++++ STORED RECORDS

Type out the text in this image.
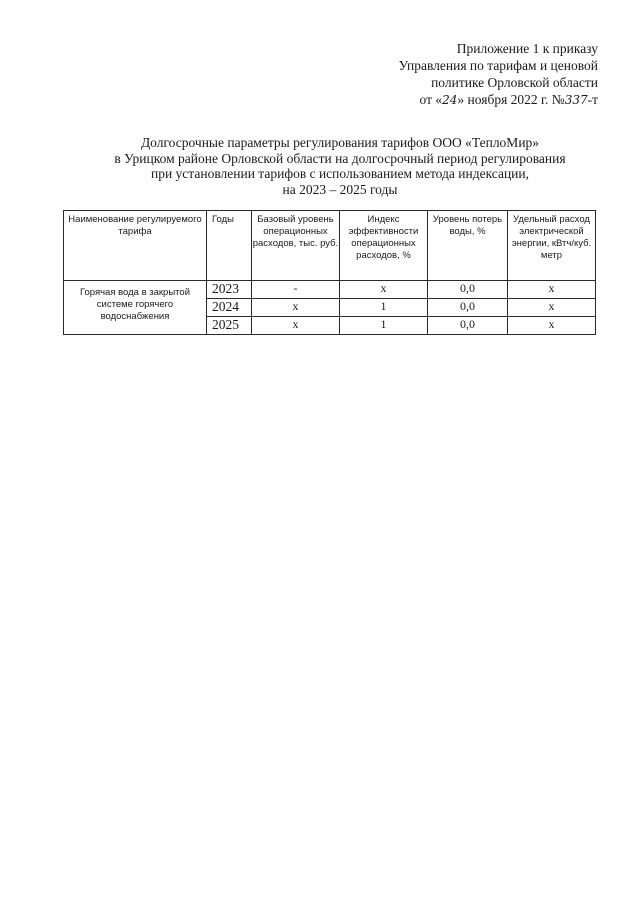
Приложение 1 к приказу
Управления по тарифам и ценовой
политике Орловской области
от «24» ноября 2022 г. №337-т
Долгосрочные параметры регулирования тарифов ООО «ТеплоМир»
в Урицком районе Орловской области на долгосрочный период регулирования
при установлении тарифов с использованием метода индексации,
на 2023 – 2025 годы
Наименование регулируемого тарифа	Годы	Базовый уровень операционных расходов, тыс. руб.	Индекс эффективности операционных расходов, %	Уровень потерь воды, %	Удельный расход электрической энергии, кВтч/куб. метр
Горячая вода в закрытой системе горячего водоснабжения	2023	-	x	0,0	x
	2024	x	1	0,0	x
	2025	x	1	0,0	x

++++++++

Reproduce the full listing above verbatim, with no pictures included.

Type out the text in this image.
Приложение 1 к приказу
Управления по тарифам и ценовой
политике Орловской области
от «24» ноября 2022 г. №337-т
Долгосрочные параметры регулирования тарифов ООО «ТеплоМир»
в Урицком районе Орловской области на долгосрочный период регулирования
при установлении тарифов с использованием метода индексации,
на 2023 – 2025 годы
Наименование регулируемого тарифа	Годы	Базовый уровень операционных расходов, тыс. руб.	Индекс эффективности операционных расходов, %	Уровень потерь воды, %	Удельный расход электрической энергии, кВтч/куб. метр
Горячая вода в закрытой системе горячего водоснабжения	2023	-	x	0,0	x
	2024	x	1	0,0	x
	2025	x	1	0,0	x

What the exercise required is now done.